* Work required
The data below needs to be returned exactly, line for line.

____ Dataset

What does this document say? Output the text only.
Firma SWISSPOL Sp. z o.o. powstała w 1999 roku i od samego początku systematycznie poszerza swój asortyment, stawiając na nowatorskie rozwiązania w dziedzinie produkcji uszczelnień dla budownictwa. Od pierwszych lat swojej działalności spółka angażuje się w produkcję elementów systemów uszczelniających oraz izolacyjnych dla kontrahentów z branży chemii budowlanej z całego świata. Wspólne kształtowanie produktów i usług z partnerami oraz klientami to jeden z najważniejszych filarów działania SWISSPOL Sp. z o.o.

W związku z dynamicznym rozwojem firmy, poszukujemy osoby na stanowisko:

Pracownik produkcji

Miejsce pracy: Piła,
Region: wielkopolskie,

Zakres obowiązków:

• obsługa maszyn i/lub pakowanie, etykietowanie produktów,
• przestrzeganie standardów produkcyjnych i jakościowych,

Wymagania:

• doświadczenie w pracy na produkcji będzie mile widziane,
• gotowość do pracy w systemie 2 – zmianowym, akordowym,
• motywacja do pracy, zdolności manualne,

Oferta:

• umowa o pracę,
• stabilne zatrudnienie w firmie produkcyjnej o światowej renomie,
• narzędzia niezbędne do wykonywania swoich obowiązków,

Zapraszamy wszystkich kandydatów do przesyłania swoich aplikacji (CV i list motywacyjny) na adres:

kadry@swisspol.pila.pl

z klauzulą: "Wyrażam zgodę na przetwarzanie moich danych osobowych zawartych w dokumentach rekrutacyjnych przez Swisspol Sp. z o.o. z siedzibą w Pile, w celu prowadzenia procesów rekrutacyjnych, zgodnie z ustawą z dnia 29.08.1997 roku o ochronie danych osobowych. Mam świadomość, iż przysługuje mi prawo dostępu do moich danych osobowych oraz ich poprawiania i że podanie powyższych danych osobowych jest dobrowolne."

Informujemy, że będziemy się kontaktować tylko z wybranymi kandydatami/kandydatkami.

________

* Solution to this task
What does this document say? Output the text only.
Firma SWISSPOL Sp. z o.o. powstała w 1999 roku i od samego początku systematycznie poszerza swój asortyment, stawiając na nowatorskie rozwiązania w dziedzinie produkcji uszczelnień dla budownictwa. Od pierwszych lat swojej działalności spółka angażuje się w produkcję elementów systemów uszczelniających oraz izolacyjnych dla kontrahentów z branży chemii budowlanej z całego świata. Wspólne kształtowanie produktów i usług z partnerami oraz klientami to jeden z najważniejszych filarów działania SWISSPOL Sp. z o.o.

W związku z dynamicznym rozwojem firmy, poszukujemy osoby na stanowisko:

Pracownik produkcji

Miejsce pracy: Piła,
Region: wielkopolskie,

Zakres obowiązków:

• obsługa maszyn i/lub pakowanie, etykietowanie produktów,
• przestrzeganie standardów produkcyjnych i jakościowych,

Wymagania:

• doświadczenie w pracy na produkcji będzie mile widziane,
• gotowość do pracy w systemie 2 – zmianowym, akordowym,
• motywacja do pracy, zdolności manualne,

Oferta:

• umowa o pracę,
• stabilne zatrudnienie w firmie produkcyjnej o światowej renomie,
• narzędzia niezbędne do wykonywania swoich obowiązków,

Zapraszamy wszystkich kandydatów do przesyłania swoich aplikacji (CV i list motywacyjny) na adres:

kadry@swisspol.pila.pl

z klauzulą: "Wyrażam zgodę na przetwarzanie moich danych osobowych zawartych w dokumentach rekrutacyjnych przez Swisspol Sp. z o.o. z siedzibą w Pile, w celu prowadzenia procesów rekrutacyjnych, zgodnie z ustawą z dnia 29.08.1997 roku o ochronie danych osobowych. Mam świadomość, iż przysługuje mi prawo dostępu do moich danych osobowych oraz ich poprawiania i że podanie powyższych danych osobowych jest dobrowolne."

Informujemy, że będziemy się kontaktować tylko z wybranymi kandydatami/kandydatkami.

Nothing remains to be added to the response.